_What needs to be done_
What is the number of lines in the data holding the word "الزناد"? Give that number by itself.

_Given records_
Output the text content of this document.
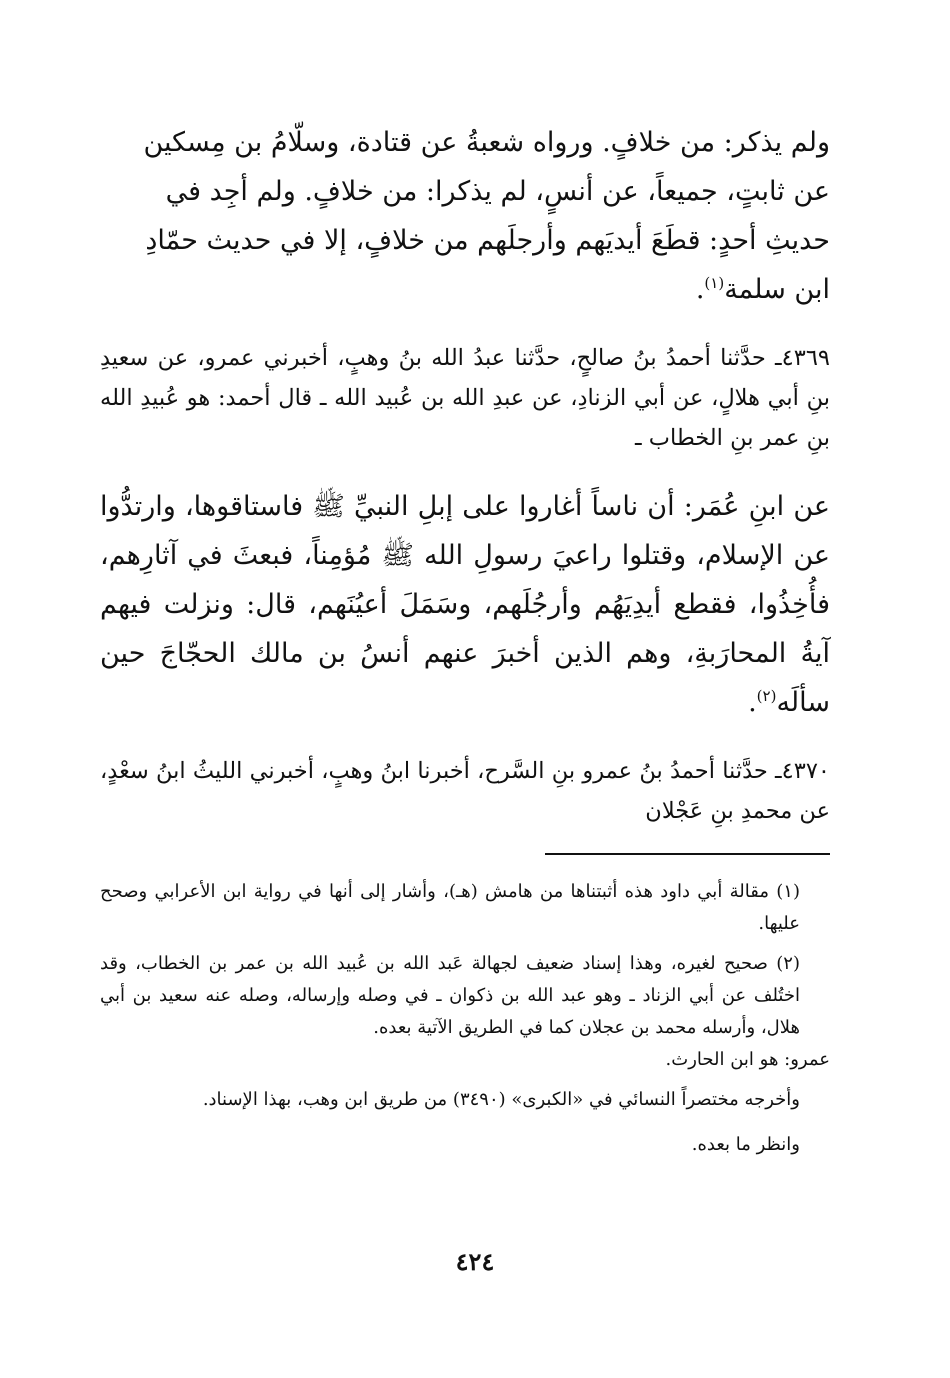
ولم يذكر: من خلافٍ. ورواه شعبةُ عن قتادة، وسلّامُ بن مِسكين
عن ثابتٍ، جميعاً، عن أنسٍ، لم يذكرا: من خلافٍ. ولم أجِد في
حديثِ أحدٍ: قطَعَ أيديَهم وأرجلَهم من خلافٍ، إلا في حديث حمّادِ
ابن سلمة$^{(١)}$.

٤٣٦٩ـ حدَّثنا أحمدُ بنُ صالحٍ، حدَّثنا عبدُ الله بنُ وهبٍ، أخبرني عمرو، عن سعيدِ بنِ أبي هلالٍ، عن أبي الزنادِ، عن عبدِ الله بن عُبيد الله ـ قال أحمد: هو عُبيدِ الله بنِ عمر بنِ الخطاب ـ

عن ابنِ عُمَر: أن ناساً أغاروا على إبلِ النبيِّ ﷺ فاستاقوها، وارتدُّوا عن الإسلام، وقتلوا راعيَ رسولِ الله ﷺ مُؤمِناً، فبعثَ في آثارِهم، فأُخِذُوا، فقطع أيدِيَهُم وأرجُلَهم، وسَمَلَ أعيُنَهم، قال: ونزلت فيهم آيةُ المحارَبةِ، وهم الذين أخبرَ عنهم أنسُ بن مالك الحجّاجَ حين سألَه$^{(٢)}$.

٤٣٧٠ـ حدَّثنا أحمدُ بنُ عمرو بنِ السَّرح، أخبرنا ابنُ وهبٍ، أخبرني الليثُ ابنُ سعْدٍ، عن محمدِ بنِ عَجْلان

(١) مقالة أبي داود هذه أثبتناها من هامش (هـ)، وأشار إلى أنها في رواية ابن الأعرابي وصحح عليها.

(٢) صحيح لغيره، وهذا إسناد ضعيف لجهالة عَبد الله بن عُبيد الله بن عمر بن الخطاب، وقد اختُلف عن أبي الزناد ـ وهو عبد الله بن ذكوان ـ في وصله وإرساله، وصله عنه سعيد بن أبي هلال، وأرسله محمد بن عجلان كما في الطريق الآتية بعده.

عمرو: هو ابن الحارث.

وأخرجه مختصراً النسائي في «الكبرى» (٣٤٩٠) من طريق ابن وهب، بهذا الإسناد.

وانظر ما بعده.

٤٢٤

_The completed task_
2